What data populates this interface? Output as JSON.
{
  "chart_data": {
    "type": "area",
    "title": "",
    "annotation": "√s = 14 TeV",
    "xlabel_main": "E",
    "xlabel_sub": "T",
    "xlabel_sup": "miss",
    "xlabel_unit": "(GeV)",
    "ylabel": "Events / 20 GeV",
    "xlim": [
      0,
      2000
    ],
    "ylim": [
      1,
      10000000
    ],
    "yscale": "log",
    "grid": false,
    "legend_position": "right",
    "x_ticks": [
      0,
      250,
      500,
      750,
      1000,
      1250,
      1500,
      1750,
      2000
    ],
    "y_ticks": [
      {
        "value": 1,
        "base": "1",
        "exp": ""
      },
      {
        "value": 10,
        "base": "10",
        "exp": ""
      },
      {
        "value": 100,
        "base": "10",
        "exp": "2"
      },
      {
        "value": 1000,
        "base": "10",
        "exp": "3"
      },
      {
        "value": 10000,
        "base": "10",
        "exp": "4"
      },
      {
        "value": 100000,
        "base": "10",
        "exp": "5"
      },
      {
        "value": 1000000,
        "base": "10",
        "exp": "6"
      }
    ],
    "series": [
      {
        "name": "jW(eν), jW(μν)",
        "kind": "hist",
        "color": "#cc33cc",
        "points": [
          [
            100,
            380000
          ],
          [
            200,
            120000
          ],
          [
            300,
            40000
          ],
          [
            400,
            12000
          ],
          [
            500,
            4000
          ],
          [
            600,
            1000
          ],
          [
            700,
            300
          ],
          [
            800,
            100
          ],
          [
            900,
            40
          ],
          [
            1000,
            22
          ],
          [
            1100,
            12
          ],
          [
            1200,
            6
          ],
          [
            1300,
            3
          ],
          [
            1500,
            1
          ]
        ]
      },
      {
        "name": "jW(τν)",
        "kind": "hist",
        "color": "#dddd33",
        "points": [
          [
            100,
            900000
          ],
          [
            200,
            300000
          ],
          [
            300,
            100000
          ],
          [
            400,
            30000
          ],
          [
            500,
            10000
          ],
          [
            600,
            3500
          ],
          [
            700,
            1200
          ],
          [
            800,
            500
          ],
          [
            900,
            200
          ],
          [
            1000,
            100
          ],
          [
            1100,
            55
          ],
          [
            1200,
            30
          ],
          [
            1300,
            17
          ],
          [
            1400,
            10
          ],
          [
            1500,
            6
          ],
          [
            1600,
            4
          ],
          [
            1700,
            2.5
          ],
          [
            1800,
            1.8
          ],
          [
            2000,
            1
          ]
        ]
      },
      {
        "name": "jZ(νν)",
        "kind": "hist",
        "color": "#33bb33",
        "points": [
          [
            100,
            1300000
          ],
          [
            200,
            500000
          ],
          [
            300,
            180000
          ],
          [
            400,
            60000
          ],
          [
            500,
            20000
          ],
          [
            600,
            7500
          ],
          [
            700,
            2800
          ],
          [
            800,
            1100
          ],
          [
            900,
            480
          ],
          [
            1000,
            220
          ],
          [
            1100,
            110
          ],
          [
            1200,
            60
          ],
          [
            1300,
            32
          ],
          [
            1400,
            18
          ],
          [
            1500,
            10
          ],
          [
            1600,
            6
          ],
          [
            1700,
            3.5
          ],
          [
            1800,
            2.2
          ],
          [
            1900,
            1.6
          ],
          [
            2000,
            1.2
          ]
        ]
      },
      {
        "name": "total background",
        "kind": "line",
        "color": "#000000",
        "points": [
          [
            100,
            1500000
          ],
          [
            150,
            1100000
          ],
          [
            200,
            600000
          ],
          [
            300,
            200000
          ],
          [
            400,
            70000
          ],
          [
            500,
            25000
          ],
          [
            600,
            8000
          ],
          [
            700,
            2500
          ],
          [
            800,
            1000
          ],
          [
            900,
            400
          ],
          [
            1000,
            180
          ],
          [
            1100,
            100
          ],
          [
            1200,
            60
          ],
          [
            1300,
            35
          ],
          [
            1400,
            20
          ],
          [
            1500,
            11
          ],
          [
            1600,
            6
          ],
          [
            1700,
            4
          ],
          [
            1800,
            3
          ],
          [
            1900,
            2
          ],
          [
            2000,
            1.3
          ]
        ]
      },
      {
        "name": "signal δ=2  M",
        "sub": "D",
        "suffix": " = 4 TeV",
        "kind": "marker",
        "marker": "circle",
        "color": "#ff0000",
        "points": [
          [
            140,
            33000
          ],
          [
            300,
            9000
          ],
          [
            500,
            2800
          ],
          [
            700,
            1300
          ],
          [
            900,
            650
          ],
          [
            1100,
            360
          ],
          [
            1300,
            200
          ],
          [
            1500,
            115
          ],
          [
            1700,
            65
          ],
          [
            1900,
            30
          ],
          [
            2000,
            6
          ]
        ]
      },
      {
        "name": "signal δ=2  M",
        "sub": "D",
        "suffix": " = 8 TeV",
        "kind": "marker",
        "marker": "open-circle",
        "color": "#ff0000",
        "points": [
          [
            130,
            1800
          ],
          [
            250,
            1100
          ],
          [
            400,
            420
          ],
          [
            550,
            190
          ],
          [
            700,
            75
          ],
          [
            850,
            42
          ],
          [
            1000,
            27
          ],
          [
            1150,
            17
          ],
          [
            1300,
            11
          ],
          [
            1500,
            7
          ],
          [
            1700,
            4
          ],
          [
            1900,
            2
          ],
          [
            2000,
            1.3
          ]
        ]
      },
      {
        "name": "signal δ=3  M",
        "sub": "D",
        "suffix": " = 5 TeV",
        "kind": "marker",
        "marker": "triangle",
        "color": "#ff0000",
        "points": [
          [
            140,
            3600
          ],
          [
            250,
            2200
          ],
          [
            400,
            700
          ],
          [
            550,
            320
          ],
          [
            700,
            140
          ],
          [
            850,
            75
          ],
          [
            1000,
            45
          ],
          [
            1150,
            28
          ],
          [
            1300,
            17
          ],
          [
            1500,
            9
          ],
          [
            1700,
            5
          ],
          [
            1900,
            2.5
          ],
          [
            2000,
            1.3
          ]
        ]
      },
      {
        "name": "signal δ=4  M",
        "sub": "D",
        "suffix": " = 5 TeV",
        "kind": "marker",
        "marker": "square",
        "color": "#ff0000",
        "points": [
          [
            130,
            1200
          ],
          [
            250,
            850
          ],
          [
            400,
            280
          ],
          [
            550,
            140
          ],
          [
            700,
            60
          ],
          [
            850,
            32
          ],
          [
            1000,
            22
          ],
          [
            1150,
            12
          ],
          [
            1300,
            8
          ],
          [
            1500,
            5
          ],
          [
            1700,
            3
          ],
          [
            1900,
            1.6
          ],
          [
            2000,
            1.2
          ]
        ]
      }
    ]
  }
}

● ● ● ●

Return all of the entries exactly as they were supplied.

* _FINISHED ANSWER_:
What data populates this interface? Output as JSON.
{
  "chart_data": {
    "type": "area",
    "title": "",
    "annotation": "√s = 14 TeV",
    "xlabel_main": "E",
    "xlabel_sub": "T",
    "xlabel_sup": "miss",
    "xlabel_unit": "(GeV)",
    "ylabel": "Events / 20 GeV",
    "xlim": [
      0,
      2000
    ],
    "ylim": [
      1,
      10000000
    ],
    "yscale": "log",
    "grid": false,
    "legend_position": "right",
    "x_ticks": [
      0,
      250,
      500,
      750,
      1000,
      1250,
      1500,
      1750,
      2000
    ],
    "y_ticks": [
      {
        "value": 1,
        "base": "1",
        "exp": ""
      },
      {
        "value": 10,
        "base": "10",
        "exp": ""
      },
      {
        "value": 100,
        "base": "10",
        "exp": "2"
      },
      {
        "value": 1000,
        "base": "10",
        "exp": "3"
      },
      {
        "value": 10000,
        "base": "10",
        "exp": "4"
      },
      {
        "value": 100000,
        "base": "10",
        "exp": "5"
      },
      {
        "value": 1000000,
        "base": "10",
        "exp": "6"
      }
    ],
    "series": [
      {
        "name": "jW(eν), jW(μν)",
        "kind": "hist",
        "color": "#cc33cc",
        "points": [
          [
            100,
            380000
          ],
          [
            200,
            120000
          ],
          [
            300,
            40000
          ],
          [
            400,
            12000
          ],
          [
            500,
            4000
          ],
          [
            600,
            1000
          ],
          [
            700,
            300
          ],
          [
            800,
            100
          ],
          [
            900,
            40
          ],
          [
            1000,
            22
          ],
          [
            1100,
            12
          ],
          [
            1200,
            6
          ],
          [
            1300,
            3
          ],
          [
            1500,
            1
          ]
        ]
      },
      {
        "name": "jW(τν)",
        "kind": "hist",
        "color": "#dddd33",
        "points": [
          [
            100,
            900000
          ],
          [
            200,
            300000
          ],
          [
            300,
            100000
          ],
          [
            400,
            30000
          ],
          [
            500,
            10000
          ],
          [
            600,
            3500
          ],
          [
            700,
            1200
          ],
          [
            800,
            500
          ],
          [
            900,
            200
          ],
          [
            1000,
            100
          ],
          [
            1100,
            55
          ],
          [
            1200,
            30
          ],
          [
            1300,
            17
          ],
          [
            1400,
            10
          ],
          [
            1500,
            6
          ],
          [
            1600,
            4
          ],
          [
            1700,
            2.5
          ],
          [
            1800,
            1.8
          ],
          [
            2000,
            1
          ]
        ]
      },
      {
        "name": "jZ(νν)",
        "kind": "hist",
        "color": "#33bb33",
        "points": [
          [
            100,
            1300000
          ],
          [
            200,
            500000
          ],
          [
            300,
            180000
          ],
          [
            400,
            60000
          ],
          [
            500,
            20000
          ],
          [
            600,
            7500
          ],
          [
            700,
            2800
          ],
          [
            800,
            1100
          ],
          [
            900,
            480
          ],
          [
            1000,
            220
          ],
          [
            1100,
            110
          ],
          [
            1200,
            60
          ],
          [
            1300,
            32
          ],
          [
            1400,
            18
          ],
          [
            1500,
            10
          ],
          [
            1600,
            6
          ],
          [
            1700,
            3.5
          ],
          [
            1800,
            2.2
          ],
          [
            1900,
            1.6
          ],
          [
            2000,
            1.2
          ]
        ]
      },
      {
        "name": "total background",
        "kind": "line",
        "color": "#000000",
        "points": [
          [
            100,
            1500000
          ],
          [
            150,
            1100000
          ],
          [
            200,
            600000
          ],
          [
            300,
            200000
          ],
          [
            400,
            70000
          ],
          [
            500,
            25000
          ],
          [
            600,
            8000
          ],
          [
            700,
            2500
          ],
          [
            800,
            1000
          ],
          [
            900,
            400
          ],
          [
            1000,
            180
          ],
          [
            1100,
            100
          ],
          [
            1200,
            60
          ],
          [
            1300,
            35
          ],
          [
            1400,
            20
          ],
          [
            1500,
            11
          ],
          [
            1600,
            6
          ],
          [
            1700,
            4
          ],
          [
            1800,
            3
          ],
          [
            1900,
            2
          ],
          [
            2000,
            1.3
          ]
        ]
      },
      {
        "name": "signal δ=2  M",
        "sub": "D",
        "suffix": " = 4 TeV",
        "kind": "marker",
        "marker": "circle",
        "color": "#ff0000",
        "points": [
          [
            140,
            33000
          ],
          [
            300,
            9000
          ],
          [
            500,
            2800
          ],
          [
            700,
            1300
          ],
          [
            900,
            650
          ],
          [
            1100,
            360
          ],
          [
            1300,
            200
          ],
          [
            1500,
            115
          ],
          [
            1700,
            65
          ],
          [
            1900,
            30
          ],
          [
            2000,
            6
          ]
        ]
      },
      {
        "name": "signal δ=2  M",
        "sub": "D",
        "suffix": " = 8 TeV",
        "kind": "marker",
        "marker": "open-circle",
        "color": "#ff0000",
        "points": [
          [
            130,
            1800
          ],
          [
            250,
            1100
          ],
          [
            400,
            420
          ],
          [
            550,
            190
          ],
          [
            700,
            75
          ],
          [
            850,
            42
          ],
          [
            1000,
            27
          ],
          [
            1150,
            17
          ],
          [
            1300,
            11
          ],
          [
            1500,
            7
          ],
          [
            1700,
            4
          ],
          [
            1900,
            2
          ],
          [
            2000,
            1.3
          ]
        ]
      },
      {
        "name": "signal δ=3  M",
        "sub": "D",
        "suffix": " = 5 TeV",
        "kind": "marker",
        "marker": "triangle",
        "color": "#ff0000",
        "points": [
          [
            140,
            3600
          ],
          [
            250,
            2200
          ],
          [
            400,
            700
          ],
          [
            550,
            320
          ],
          [
            700,
            140
          ],
          [
            850,
            75
          ],
          [
            1000,
            45
          ],
          [
            1150,
            28
          ],
          [
            1300,
            17
          ],
          [
            1500,
            9
          ],
          [
            1700,
            5
          ],
          [
            1900,
            2.5
          ],
          [
            2000,
            1.3
          ]
        ]
      },
      {
        "name": "signal δ=4  M",
        "sub": "D",
        "suffix": " = 5 TeV",
        "kind": "marker",
        "marker": "square",
        "color": "#ff0000",
        "points": [
          [
            130,
            1200
          ],
          [
            250,
            850
          ],
          [
            400,
            280
          ],
          [
            550,
            140
          ],
          [
            700,
            60
          ],
          [
            850,
            32
          ],
          [
            1000,
            22
          ],
          [
            1150,
            12
          ],
          [
            1300,
            8
          ],
          [
            1500,
            5
          ],
          [
            1700,
            3
          ],
          [
            1900,
            1.6
          ],
          [
            2000,
            1.2
          ]
        ]
      }
    ]
  }
}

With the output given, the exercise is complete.